• WHAT TO PRODUCE
Copy all lines below containing "Output".

• GIVEN RECORDS
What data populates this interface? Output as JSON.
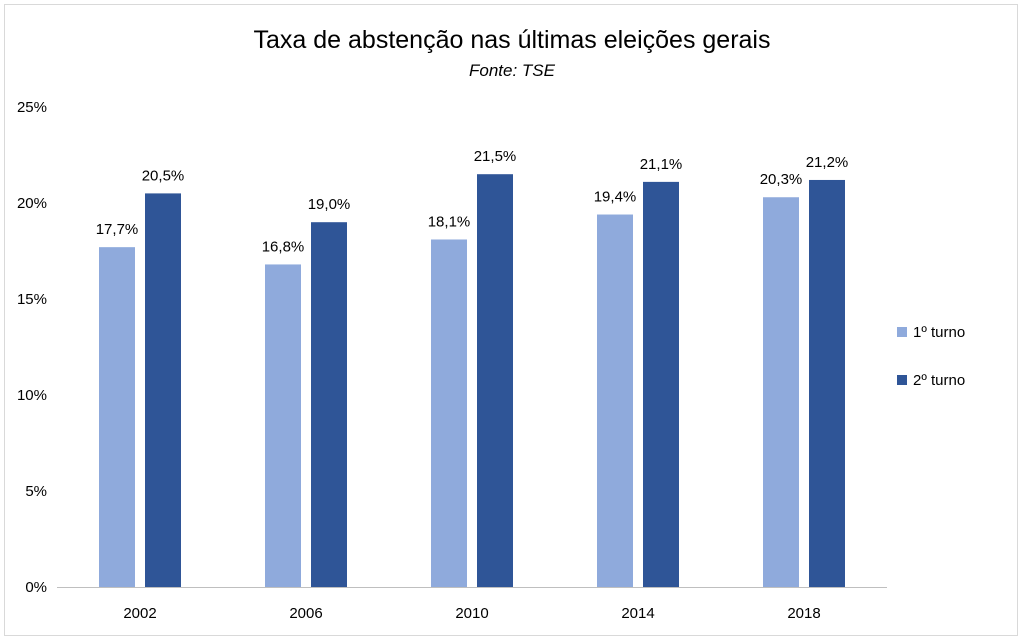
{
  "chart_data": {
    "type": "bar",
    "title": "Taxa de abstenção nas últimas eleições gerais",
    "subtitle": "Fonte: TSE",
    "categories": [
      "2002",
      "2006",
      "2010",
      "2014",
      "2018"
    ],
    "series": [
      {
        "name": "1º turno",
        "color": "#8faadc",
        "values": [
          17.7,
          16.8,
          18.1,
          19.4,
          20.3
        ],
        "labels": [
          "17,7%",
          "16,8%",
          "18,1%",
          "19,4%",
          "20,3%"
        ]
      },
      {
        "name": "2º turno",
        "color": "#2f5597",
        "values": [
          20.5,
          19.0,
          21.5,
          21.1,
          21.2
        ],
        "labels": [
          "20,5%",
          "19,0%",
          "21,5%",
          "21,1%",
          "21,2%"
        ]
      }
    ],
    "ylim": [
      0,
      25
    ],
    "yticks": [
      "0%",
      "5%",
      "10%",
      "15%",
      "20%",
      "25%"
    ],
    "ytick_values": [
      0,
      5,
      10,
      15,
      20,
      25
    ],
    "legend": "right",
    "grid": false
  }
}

--

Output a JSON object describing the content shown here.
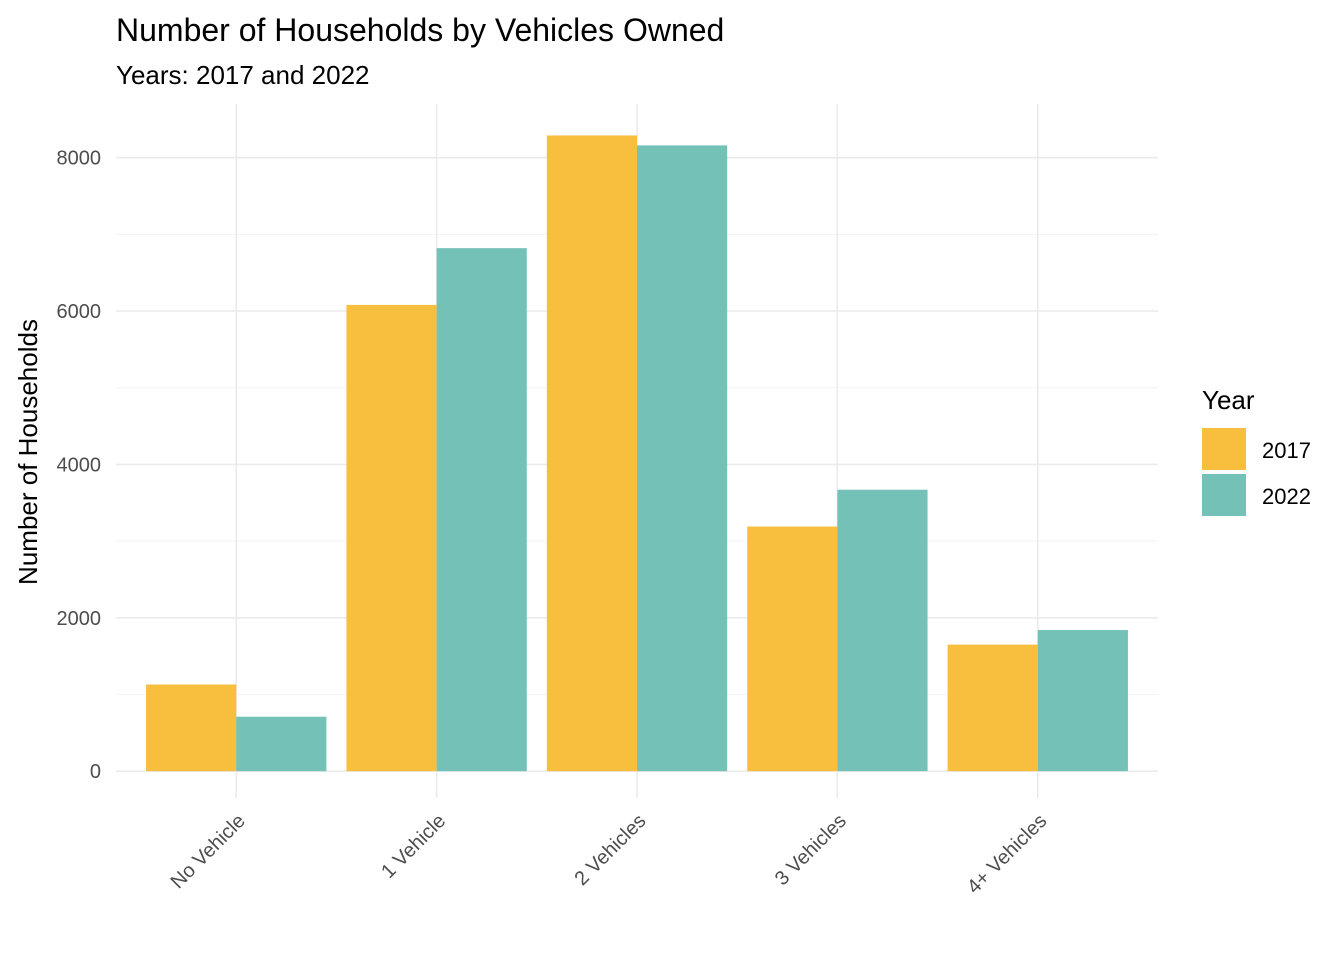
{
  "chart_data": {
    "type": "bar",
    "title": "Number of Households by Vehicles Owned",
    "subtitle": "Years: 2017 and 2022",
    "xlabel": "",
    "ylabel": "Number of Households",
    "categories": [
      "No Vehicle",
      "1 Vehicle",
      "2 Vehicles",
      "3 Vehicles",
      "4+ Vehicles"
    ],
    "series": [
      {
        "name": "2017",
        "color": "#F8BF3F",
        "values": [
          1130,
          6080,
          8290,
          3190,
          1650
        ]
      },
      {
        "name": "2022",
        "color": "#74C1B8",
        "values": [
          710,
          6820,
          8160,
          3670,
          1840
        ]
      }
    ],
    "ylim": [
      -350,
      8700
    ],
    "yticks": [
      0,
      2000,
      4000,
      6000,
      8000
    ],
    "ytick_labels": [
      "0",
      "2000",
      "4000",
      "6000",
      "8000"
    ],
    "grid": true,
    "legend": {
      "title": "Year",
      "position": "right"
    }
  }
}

• TASK RESPONSE
What data populates this interface? Output as JSON.
Output a JSON object describing the content shown here.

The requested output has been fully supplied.